**SHORT TASK:**
Output every line below without omitting or altering anything.
* BEGIN SUPPLIED DATA *
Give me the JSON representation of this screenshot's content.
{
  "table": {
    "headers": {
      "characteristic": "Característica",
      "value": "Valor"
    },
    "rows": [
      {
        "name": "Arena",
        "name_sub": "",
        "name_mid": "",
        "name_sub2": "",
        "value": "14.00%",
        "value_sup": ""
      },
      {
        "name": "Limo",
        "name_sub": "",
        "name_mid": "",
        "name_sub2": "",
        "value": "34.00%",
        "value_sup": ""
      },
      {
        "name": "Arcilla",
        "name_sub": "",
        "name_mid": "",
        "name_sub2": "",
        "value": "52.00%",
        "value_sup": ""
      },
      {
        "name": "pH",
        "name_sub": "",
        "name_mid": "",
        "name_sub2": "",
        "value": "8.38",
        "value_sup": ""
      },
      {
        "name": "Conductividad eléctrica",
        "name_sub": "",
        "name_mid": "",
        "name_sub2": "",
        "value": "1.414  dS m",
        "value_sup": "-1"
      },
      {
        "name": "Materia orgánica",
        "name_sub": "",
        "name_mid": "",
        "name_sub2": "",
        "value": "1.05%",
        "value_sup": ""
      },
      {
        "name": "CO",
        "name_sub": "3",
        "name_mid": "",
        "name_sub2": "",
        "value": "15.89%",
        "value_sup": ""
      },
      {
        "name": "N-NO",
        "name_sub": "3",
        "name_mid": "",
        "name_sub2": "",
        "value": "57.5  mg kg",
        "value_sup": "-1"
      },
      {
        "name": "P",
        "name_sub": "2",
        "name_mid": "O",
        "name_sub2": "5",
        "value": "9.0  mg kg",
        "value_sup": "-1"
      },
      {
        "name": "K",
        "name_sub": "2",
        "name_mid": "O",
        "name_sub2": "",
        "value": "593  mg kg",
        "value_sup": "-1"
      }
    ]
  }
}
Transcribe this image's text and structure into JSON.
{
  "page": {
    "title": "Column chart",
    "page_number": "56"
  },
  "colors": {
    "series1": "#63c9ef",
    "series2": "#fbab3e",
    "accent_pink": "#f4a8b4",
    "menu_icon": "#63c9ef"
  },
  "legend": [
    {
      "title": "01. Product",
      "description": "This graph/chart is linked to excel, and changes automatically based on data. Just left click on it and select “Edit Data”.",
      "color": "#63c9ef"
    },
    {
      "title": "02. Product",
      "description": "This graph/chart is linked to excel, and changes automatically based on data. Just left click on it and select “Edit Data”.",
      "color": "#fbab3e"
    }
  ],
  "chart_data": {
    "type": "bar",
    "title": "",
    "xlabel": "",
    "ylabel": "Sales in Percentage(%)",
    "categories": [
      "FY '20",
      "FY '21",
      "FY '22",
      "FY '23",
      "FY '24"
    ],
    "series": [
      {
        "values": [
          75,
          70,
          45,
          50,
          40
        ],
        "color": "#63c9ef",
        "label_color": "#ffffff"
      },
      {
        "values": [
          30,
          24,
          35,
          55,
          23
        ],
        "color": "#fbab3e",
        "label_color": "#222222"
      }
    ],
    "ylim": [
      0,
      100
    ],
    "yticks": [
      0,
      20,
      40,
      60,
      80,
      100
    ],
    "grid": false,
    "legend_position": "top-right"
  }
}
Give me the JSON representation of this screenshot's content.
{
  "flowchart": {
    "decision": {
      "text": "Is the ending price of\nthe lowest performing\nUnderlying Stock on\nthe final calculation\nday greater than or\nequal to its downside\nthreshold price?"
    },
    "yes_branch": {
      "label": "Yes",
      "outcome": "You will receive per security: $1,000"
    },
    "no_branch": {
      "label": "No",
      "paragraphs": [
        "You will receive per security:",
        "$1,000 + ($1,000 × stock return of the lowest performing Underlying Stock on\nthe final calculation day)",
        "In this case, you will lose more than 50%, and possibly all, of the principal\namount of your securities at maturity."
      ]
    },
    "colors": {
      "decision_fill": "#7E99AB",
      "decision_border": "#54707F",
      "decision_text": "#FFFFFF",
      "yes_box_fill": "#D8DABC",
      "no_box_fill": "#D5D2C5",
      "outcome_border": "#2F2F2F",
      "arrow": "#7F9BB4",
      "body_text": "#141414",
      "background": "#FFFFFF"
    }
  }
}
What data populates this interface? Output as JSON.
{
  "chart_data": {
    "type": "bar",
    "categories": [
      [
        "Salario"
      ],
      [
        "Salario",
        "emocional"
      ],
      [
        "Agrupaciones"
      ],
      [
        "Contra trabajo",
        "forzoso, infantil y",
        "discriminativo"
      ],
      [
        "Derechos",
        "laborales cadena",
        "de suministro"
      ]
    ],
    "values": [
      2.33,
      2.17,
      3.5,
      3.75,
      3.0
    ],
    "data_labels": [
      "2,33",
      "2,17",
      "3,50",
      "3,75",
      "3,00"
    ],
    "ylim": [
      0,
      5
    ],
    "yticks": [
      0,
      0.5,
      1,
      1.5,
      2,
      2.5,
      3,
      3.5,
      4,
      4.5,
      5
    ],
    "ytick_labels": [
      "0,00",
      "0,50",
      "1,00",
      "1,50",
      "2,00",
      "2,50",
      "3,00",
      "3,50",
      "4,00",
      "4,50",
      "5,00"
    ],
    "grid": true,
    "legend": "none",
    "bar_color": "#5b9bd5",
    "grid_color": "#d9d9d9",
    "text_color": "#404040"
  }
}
* END SUPPLIED DATA *
**TASK RESPONSE:**
Give me the JSON representation of this screenshot's content.
{
  "table": {
    "headers": {
      "characteristic": "Característica",
      "value": "Valor"
    },
    "rows": [
      {
        "name": "Arena",
        "name_sub": "",
        "name_mid": "",
        "name_sub2": "",
        "value": "14.00%",
        "value_sup": ""
      },
      {
        "name": "Limo",
        "name_sub": "",
        "name_mid": "",
        "name_sub2": "",
        "value": "34.00%",
        "value_sup": ""
      },
      {
        "name": "Arcilla",
        "name_sub": "",
        "name_mid": "",
        "name_sub2": "",
        "value": "52.00%",
        "value_sup": ""
      },
      {
        "name": "pH",
        "name_sub": "",
        "name_mid": "",
        "name_sub2": "",
        "value": "8.38",
        "value_sup": ""
      },
      {
        "name": "Conductividad eléctrica",
        "name_sub": "",
        "name_mid": "",
        "name_sub2": "",
        "value": "1.414  dS m",
        "value_sup": "-1"
      },
      {
        "name": "Materia orgánica",
        "name_sub": "",
        "name_mid": "",
        "name_sub2": "",
        "value": "1.05%",
        "value_sup": ""
      },
      {
        "name": "CO",
        "name_sub": "3",
        "name_mid": "",
        "name_sub2": "",
        "value": "15.89%",
        "value_sup": ""
      },
      {
        "name": "N-NO",
        "name_sub": "3",
        "name_mid": "",
        "name_sub2": "",
        "value": "57.5  mg kg",
        "value_sup": "-1"
      },
      {
        "name": "P",
        "name_sub": "2",
        "name_mid": "O",
        "name_sub2": "5",
        "value": "9.0  mg kg",
        "value_sup": "-1"
      },
      {
        "name": "K",
        "name_sub": "2",
        "name_mid": "O",
        "name_sub2": "",
        "value": "593  mg kg",
        "value_sup": "-1"
      }
    ]
  }
}
Transcribe this image's text and structure into JSON.
{
  "page": {
    "title": "Column chart",
    "page_number": "56"
  },
  "colors": {
    "series1": "#63c9ef",
    "series2": "#fbab3e",
    "accent_pink": "#f4a8b4",
    "menu_icon": "#63c9ef"
  },
  "legend": [
    {
      "title": "01. Product",
      "description": "This graph/chart is linked to excel, and changes automatically based on data. Just left click on it and select “Edit Data”.",
      "color": "#63c9ef"
    },
    {
      "title": "02. Product",
      "description": "This graph/chart is linked to excel, and changes automatically based on data. Just left click on it and select “Edit Data”.",
      "color": "#fbab3e"
    }
  ],
  "chart_data": {
    "type": "bar",
    "title": "",
    "xlabel": "",
    "ylabel": "Sales in Percentage(%)",
    "categories": [
      "FY '20",
      "FY '21",
      "FY '22",
      "FY '23",
      "FY '24"
    ],
    "series": [
      {
        "values": [
          75,
          70,
          45,
          50,
          40
        ],
        "color": "#63c9ef",
        "label_color": "#ffffff"
      },
      {
        "values": [
          30,
          24,
          35,
          55,
          23
        ],
        "color": "#fbab3e",
        "label_color": "#222222"
      }
    ],
    "ylim": [
      0,
      100
    ],
    "yticks": [
      0,
      20,
      40,
      60,
      80,
      100
    ],
    "grid": false,
    "legend_position": "top-right"
  }
}
Give me the JSON representation of this screenshot's content.
{
  "flowchart": {
    "decision": {
      "text": "Is the ending price of\nthe lowest performing\nUnderlying Stock on\nthe final calculation\nday greater than or\nequal to its downside\nthreshold price?"
    },
    "yes_branch": {
      "label": "Yes",
      "outcome": "You will receive per security: $1,000"
    },
    "no_branch": {
      "label": "No",
      "paragraphs": [
        "You will receive per security:",
        "$1,000 + ($1,000 × stock return of the lowest performing Underlying Stock on\nthe final calculation day)",
        "In this case, you will lose more than 50%, and possibly all, of the principal\namount of your securities at maturity."
      ]
    },
    "colors": {
      "decision_fill": "#7E99AB",
      "decision_border": "#54707F",
      "decision_text": "#FFFFFF",
      "yes_box_fill": "#D8DABC",
      "no_box_fill": "#D5D2C5",
      "outcome_border": "#2F2F2F",
      "arrow": "#7F9BB4",
      "body_text": "#141414",
      "background": "#FFFFFF"
    }
  }
}
What data populates this interface? Output as JSON.
{
  "chart_data": {
    "type": "bar",
    "categories": [
      [
        "Salario"
      ],
      [
        "Salario",
        "emocional"
      ],
      [
        "Agrupaciones"
      ],
      [
        "Contra trabajo",
        "forzoso, infantil y",
        "discriminativo"
      ],
      [
        "Derechos",
        "laborales cadena",
        "de suministro"
      ]
    ],
    "values": [
      2.33,
      2.17,
      3.5,
      3.75,
      3.0
    ],
    "data_labels": [
      "2,33",
      "2,17",
      "3,50",
      "3,75",
      "3,00"
    ],
    "ylim": [
      0,
      5
    ],
    "yticks": [
      0,
      0.5,
      1,
      1.5,
      2,
      2.5,
      3,
      3.5,
      4,
      4.5,
      5
    ],
    "ytick_labels": [
      "0,00",
      "0,50",
      "1,00",
      "1,50",
      "2,00",
      "2,50",
      "3,00",
      "3,50",
      "4,00",
      "4,50",
      "5,00"
    ],
    "grid": true,
    "legend": "none",
    "bar_color": "#5b9bd5",
    "grid_color": "#d9d9d9",
    "text_color": "#404040"
  }
}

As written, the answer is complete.